* _TASK TO CARRY OUT_
Show every line where "Rate" occurs.

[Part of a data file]
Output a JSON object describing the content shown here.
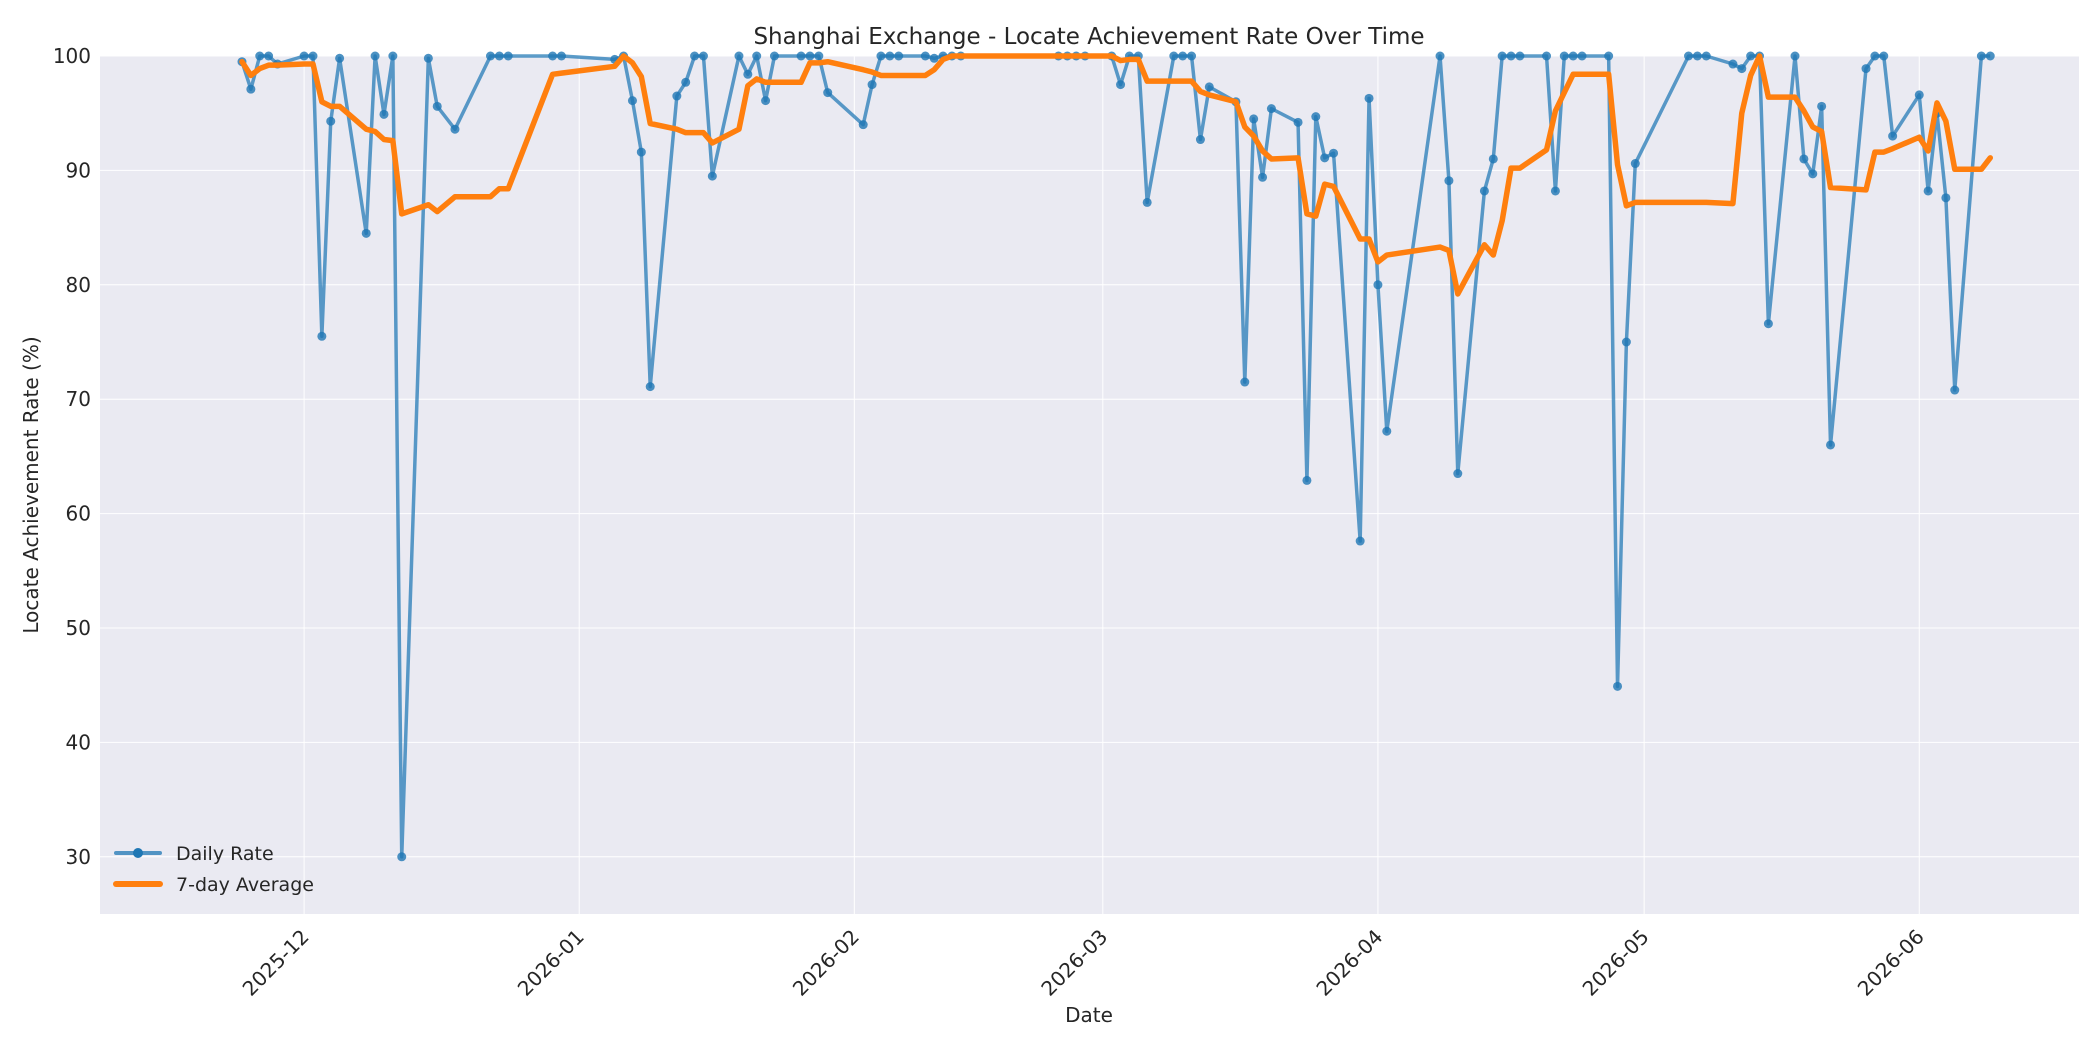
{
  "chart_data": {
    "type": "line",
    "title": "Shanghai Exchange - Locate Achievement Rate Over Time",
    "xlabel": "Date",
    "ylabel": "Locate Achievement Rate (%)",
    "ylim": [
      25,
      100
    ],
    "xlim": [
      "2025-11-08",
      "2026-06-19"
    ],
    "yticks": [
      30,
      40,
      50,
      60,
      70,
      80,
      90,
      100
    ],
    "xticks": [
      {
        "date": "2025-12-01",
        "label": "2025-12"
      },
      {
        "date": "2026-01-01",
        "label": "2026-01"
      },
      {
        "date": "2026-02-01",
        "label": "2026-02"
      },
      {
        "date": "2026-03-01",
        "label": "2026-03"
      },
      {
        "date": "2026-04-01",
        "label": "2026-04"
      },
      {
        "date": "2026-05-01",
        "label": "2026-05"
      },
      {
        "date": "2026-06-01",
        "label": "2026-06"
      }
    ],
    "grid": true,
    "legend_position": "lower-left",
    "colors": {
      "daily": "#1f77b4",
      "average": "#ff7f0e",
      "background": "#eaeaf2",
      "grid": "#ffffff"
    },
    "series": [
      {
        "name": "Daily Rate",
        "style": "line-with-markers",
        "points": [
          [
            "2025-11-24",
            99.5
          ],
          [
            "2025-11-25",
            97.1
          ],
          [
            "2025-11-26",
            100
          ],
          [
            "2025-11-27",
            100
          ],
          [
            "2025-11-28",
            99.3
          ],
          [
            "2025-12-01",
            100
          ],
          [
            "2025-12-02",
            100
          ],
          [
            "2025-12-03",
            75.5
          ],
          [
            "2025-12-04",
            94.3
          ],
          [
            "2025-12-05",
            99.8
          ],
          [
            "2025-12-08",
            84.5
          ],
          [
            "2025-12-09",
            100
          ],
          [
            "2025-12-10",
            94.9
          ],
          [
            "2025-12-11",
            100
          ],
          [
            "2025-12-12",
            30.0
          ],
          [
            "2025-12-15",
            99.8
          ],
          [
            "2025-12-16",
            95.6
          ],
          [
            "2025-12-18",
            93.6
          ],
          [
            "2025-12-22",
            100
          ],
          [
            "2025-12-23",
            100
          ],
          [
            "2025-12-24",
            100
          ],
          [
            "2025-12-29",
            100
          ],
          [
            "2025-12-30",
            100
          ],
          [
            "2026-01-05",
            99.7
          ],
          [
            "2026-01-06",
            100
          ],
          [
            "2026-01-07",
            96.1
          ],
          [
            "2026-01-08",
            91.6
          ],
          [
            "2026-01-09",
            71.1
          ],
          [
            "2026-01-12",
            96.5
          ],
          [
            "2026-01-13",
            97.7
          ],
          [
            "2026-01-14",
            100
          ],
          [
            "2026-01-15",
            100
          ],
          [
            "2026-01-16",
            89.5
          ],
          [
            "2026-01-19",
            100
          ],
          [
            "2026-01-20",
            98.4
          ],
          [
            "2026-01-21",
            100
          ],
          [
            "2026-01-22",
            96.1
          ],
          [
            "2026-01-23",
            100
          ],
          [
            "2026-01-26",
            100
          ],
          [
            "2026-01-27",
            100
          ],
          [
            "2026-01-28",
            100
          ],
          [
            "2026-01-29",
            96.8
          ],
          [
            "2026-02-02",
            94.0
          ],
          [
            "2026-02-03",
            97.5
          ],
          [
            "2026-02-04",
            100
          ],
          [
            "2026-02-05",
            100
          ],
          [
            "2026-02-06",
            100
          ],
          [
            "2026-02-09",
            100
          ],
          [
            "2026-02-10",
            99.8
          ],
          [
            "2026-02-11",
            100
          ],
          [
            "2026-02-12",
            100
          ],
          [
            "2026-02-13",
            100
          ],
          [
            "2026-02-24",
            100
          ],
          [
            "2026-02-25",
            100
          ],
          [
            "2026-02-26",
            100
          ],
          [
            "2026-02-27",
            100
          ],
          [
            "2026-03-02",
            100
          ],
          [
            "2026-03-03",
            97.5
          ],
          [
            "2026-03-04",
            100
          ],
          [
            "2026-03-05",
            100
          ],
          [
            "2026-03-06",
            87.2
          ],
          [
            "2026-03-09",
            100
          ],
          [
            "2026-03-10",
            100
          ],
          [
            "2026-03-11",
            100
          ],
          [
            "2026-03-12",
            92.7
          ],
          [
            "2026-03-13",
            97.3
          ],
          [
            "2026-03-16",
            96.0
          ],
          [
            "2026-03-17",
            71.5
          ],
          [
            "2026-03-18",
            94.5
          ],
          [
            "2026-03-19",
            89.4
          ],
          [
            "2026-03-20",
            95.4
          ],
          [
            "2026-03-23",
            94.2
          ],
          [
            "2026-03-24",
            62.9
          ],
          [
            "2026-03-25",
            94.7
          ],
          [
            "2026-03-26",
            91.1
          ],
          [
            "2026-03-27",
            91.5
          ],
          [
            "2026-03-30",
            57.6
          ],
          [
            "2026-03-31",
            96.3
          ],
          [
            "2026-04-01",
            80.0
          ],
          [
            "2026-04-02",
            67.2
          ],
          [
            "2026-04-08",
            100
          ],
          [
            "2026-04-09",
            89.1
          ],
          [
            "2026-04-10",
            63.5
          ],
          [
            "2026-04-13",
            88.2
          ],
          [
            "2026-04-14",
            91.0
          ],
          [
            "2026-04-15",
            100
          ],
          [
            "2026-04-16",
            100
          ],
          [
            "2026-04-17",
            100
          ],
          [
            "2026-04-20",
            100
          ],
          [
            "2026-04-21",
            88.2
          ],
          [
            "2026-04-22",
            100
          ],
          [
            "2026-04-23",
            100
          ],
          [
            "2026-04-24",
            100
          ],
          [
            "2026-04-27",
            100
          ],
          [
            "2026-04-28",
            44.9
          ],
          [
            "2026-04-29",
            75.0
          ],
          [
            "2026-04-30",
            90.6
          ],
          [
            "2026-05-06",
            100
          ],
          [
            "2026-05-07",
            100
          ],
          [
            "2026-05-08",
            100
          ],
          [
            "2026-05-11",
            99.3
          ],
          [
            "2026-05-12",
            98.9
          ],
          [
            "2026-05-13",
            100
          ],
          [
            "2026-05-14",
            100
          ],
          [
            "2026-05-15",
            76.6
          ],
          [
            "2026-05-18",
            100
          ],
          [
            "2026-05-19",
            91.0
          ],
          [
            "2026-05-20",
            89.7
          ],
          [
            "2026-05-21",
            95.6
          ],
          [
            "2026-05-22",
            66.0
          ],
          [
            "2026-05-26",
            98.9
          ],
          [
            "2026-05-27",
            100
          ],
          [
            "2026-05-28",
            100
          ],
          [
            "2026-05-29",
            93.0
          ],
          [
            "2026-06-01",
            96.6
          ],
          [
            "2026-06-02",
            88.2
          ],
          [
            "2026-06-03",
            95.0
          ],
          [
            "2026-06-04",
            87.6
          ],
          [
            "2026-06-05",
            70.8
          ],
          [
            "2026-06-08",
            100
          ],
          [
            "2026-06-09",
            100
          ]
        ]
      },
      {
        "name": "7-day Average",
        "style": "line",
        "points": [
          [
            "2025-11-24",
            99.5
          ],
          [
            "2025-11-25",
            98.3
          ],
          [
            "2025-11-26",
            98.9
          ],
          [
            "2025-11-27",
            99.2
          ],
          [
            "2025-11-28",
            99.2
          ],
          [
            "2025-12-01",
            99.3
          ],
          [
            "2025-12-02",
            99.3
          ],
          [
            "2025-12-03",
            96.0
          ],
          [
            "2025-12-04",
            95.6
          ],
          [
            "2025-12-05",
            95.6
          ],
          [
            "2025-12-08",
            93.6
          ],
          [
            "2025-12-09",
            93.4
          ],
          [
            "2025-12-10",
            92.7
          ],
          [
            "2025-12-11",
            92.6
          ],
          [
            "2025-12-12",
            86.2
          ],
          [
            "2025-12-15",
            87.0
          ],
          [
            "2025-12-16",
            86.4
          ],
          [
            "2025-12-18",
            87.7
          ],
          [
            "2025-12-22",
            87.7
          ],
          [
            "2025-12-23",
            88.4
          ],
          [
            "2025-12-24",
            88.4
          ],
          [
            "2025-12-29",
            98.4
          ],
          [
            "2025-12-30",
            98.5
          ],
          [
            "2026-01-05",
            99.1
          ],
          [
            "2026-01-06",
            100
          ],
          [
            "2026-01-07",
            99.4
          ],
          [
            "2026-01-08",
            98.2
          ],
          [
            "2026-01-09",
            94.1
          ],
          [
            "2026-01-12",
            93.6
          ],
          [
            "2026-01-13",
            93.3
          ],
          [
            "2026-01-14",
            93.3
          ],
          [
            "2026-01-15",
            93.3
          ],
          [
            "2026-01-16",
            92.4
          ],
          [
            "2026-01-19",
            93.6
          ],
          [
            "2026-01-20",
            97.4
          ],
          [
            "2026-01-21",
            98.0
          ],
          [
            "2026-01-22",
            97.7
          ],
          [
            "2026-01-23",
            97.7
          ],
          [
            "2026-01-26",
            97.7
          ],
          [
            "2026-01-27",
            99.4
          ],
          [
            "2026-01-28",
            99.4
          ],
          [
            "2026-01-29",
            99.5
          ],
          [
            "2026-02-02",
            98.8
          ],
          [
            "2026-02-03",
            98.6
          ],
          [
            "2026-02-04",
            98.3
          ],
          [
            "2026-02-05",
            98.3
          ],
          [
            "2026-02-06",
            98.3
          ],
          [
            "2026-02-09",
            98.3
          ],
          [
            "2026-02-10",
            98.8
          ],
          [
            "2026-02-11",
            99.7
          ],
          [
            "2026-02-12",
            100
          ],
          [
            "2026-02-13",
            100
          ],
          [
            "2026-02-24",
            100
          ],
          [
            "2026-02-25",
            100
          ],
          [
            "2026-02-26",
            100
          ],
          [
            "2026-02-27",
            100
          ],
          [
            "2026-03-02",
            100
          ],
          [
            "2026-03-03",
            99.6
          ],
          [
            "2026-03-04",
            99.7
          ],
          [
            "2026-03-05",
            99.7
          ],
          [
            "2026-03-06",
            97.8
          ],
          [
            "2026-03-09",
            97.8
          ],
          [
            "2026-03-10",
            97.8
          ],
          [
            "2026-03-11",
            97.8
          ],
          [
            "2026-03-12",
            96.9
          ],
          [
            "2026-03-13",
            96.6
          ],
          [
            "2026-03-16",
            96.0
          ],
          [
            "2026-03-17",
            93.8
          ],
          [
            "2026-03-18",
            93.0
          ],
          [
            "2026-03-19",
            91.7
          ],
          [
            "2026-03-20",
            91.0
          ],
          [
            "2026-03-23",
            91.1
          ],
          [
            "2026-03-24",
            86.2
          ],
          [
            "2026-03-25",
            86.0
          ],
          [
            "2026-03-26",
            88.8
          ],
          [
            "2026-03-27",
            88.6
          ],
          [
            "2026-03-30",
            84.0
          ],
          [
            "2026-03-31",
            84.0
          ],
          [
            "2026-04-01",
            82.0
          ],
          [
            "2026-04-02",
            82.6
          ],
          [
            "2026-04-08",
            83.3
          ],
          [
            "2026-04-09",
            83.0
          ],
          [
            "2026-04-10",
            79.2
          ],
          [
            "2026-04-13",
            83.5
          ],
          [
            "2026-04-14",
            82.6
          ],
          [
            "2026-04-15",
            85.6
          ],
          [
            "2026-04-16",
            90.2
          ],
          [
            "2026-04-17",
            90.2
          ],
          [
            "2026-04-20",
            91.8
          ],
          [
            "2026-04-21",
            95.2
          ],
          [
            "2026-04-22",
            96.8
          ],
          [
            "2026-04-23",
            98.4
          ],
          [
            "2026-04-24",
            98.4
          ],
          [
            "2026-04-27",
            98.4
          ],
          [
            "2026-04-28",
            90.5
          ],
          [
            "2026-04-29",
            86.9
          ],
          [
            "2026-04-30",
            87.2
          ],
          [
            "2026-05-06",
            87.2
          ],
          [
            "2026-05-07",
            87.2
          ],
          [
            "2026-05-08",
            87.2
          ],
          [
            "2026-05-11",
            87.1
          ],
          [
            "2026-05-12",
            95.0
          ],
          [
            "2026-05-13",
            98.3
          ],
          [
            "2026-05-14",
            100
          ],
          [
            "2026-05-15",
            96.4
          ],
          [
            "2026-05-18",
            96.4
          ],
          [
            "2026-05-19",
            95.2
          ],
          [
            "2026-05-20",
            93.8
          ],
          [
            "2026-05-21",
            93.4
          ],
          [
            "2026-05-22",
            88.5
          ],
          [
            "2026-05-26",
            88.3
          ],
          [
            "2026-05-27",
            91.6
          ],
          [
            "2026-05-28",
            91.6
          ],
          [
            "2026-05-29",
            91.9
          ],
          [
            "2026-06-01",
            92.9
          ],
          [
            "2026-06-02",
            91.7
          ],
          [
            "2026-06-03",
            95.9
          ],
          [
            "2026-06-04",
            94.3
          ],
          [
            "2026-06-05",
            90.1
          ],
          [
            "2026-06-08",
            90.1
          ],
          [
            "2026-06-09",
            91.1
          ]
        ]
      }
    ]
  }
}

* _EXPECTED OUTPUT_
    "title": "Shanghai Exchange - Locate Achievement Rate Over Time",
    "ylabel": "Locate Achievement Rate (%)",
        "name": "Daily Rate",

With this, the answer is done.